(Entries with figure data)

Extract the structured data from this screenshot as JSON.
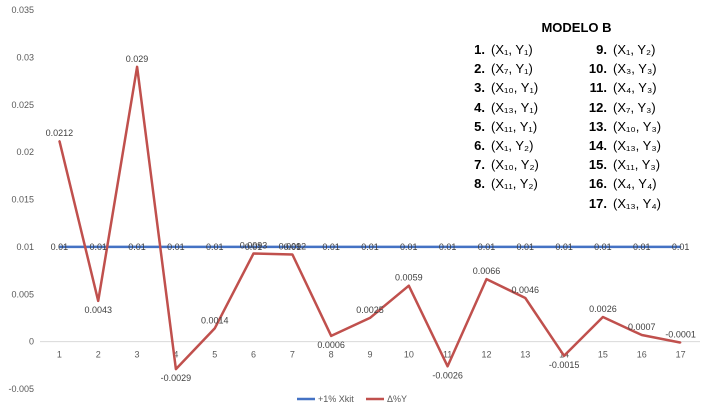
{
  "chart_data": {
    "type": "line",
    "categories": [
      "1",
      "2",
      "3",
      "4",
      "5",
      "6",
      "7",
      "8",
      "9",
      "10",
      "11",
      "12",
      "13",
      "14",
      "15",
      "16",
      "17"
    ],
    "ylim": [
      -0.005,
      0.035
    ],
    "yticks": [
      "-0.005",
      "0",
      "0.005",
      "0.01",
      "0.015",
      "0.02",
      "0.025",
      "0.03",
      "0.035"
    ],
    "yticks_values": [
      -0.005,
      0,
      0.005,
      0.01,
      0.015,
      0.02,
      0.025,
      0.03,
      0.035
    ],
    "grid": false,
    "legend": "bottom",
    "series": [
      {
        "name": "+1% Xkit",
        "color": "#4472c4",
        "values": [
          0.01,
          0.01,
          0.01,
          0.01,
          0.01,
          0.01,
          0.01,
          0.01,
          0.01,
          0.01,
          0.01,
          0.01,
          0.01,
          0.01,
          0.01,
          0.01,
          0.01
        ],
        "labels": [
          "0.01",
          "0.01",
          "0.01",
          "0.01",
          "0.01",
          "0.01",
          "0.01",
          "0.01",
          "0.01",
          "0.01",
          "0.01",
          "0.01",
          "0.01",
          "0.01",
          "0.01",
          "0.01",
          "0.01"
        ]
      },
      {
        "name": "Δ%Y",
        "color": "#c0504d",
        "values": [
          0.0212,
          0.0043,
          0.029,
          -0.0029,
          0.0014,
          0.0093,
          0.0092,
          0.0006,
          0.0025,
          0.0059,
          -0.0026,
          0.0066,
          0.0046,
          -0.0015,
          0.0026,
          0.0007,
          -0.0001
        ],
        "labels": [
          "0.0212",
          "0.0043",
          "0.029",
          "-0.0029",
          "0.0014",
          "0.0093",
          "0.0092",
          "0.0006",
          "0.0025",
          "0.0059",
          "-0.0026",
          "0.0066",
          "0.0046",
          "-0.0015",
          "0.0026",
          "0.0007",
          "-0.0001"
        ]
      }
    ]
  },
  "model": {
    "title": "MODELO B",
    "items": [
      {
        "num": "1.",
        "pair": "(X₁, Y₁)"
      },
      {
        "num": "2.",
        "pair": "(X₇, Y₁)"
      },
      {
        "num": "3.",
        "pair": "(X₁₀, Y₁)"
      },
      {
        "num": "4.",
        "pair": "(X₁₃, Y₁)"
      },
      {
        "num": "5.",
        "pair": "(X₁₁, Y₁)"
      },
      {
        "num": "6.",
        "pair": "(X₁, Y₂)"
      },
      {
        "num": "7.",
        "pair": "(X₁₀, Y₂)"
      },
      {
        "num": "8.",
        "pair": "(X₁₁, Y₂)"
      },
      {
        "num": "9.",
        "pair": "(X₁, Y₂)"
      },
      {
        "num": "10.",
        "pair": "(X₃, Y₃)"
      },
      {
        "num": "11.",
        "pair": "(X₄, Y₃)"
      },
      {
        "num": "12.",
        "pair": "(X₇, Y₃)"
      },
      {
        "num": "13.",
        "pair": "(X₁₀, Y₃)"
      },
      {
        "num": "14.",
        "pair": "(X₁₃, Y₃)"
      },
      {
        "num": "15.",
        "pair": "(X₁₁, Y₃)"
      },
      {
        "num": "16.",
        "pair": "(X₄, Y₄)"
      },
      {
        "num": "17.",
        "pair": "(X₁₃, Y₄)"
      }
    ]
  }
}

INSTRUCTIONS FOR THE TASK ▸ None of the pictures should appear; repeat the records exactly otherwise.

SOLUTION FOR THIS TASK ▸
Extract the structured data from this screenshot as JSON.
{
  "chart_data": {
    "type": "line",
    "categories": [
      "1",
      "2",
      "3",
      "4",
      "5",
      "6",
      "7",
      "8",
      "9",
      "10",
      "11",
      "12",
      "13",
      "14",
      "15",
      "16",
      "17"
    ],
    "ylim": [
      -0.005,
      0.035
    ],
    "yticks": [
      "-0.005",
      "0",
      "0.005",
      "0.01",
      "0.015",
      "0.02",
      "0.025",
      "0.03",
      "0.035"
    ],
    "yticks_values": [
      -0.005,
      0,
      0.005,
      0.01,
      0.015,
      0.02,
      0.025,
      0.03,
      0.035
    ],
    "grid": false,
    "legend": "bottom",
    "series": [
      {
        "name": "+1% Xkit",
        "color": "#4472c4",
        "values": [
          0.01,
          0.01,
          0.01,
          0.01,
          0.01,
          0.01,
          0.01,
          0.01,
          0.01,
          0.01,
          0.01,
          0.01,
          0.01,
          0.01,
          0.01,
          0.01,
          0.01
        ],
        "labels": [
          "0.01",
          "0.01",
          "0.01",
          "0.01",
          "0.01",
          "0.01",
          "0.01",
          "0.01",
          "0.01",
          "0.01",
          "0.01",
          "0.01",
          "0.01",
          "0.01",
          "0.01",
          "0.01",
          "0.01"
        ]
      },
      {
        "name": "Δ%Y",
        "color": "#c0504d",
        "values": [
          0.0212,
          0.0043,
          0.029,
          -0.0029,
          0.0014,
          0.0093,
          0.0092,
          0.0006,
          0.0025,
          0.0059,
          -0.0026,
          0.0066,
          0.0046,
          -0.0015,
          0.0026,
          0.0007,
          -0.0001
        ],
        "labels": [
          "0.0212",
          "0.0043",
          "0.029",
          "-0.0029",
          "0.0014",
          "0.0093",
          "0.0092",
          "0.0006",
          "0.0025",
          "0.0059",
          "-0.0026",
          "0.0066",
          "0.0046",
          "-0.0015",
          "0.0026",
          "0.0007",
          "-0.0001"
        ]
      }
    ]
  },
  "model": {
    "title": "MODELO B",
    "items": [
      {
        "num": "1.",
        "pair": "(X₁, Y₁)"
      },
      {
        "num": "2.",
        "pair": "(X₇, Y₁)"
      },
      {
        "num": "3.",
        "pair": "(X₁₀, Y₁)"
      },
      {
        "num": "4.",
        "pair": "(X₁₃, Y₁)"
      },
      {
        "num": "5.",
        "pair": "(X₁₁, Y₁)"
      },
      {
        "num": "6.",
        "pair": "(X₁, Y₂)"
      },
      {
        "num": "7.",
        "pair": "(X₁₀, Y₂)"
      },
      {
        "num": "8.",
        "pair": "(X₁₁, Y₂)"
      },
      {
        "num": "9.",
        "pair": "(X₁, Y₂)"
      },
      {
        "num": "10.",
        "pair": "(X₃, Y₃)"
      },
      {
        "num": "11.",
        "pair": "(X₄, Y₃)"
      },
      {
        "num": "12.",
        "pair": "(X₇, Y₃)"
      },
      {
        "num": "13.",
        "pair": "(X₁₀, Y₃)"
      },
      {
        "num": "14.",
        "pair": "(X₁₃, Y₃)"
      },
      {
        "num": "15.",
        "pair": "(X₁₁, Y₃)"
      },
      {
        "num": "16.",
        "pair": "(X₄, Y₄)"
      },
      {
        "num": "17.",
        "pair": "(X₁₃, Y₄)"
      }
    ]
  }
}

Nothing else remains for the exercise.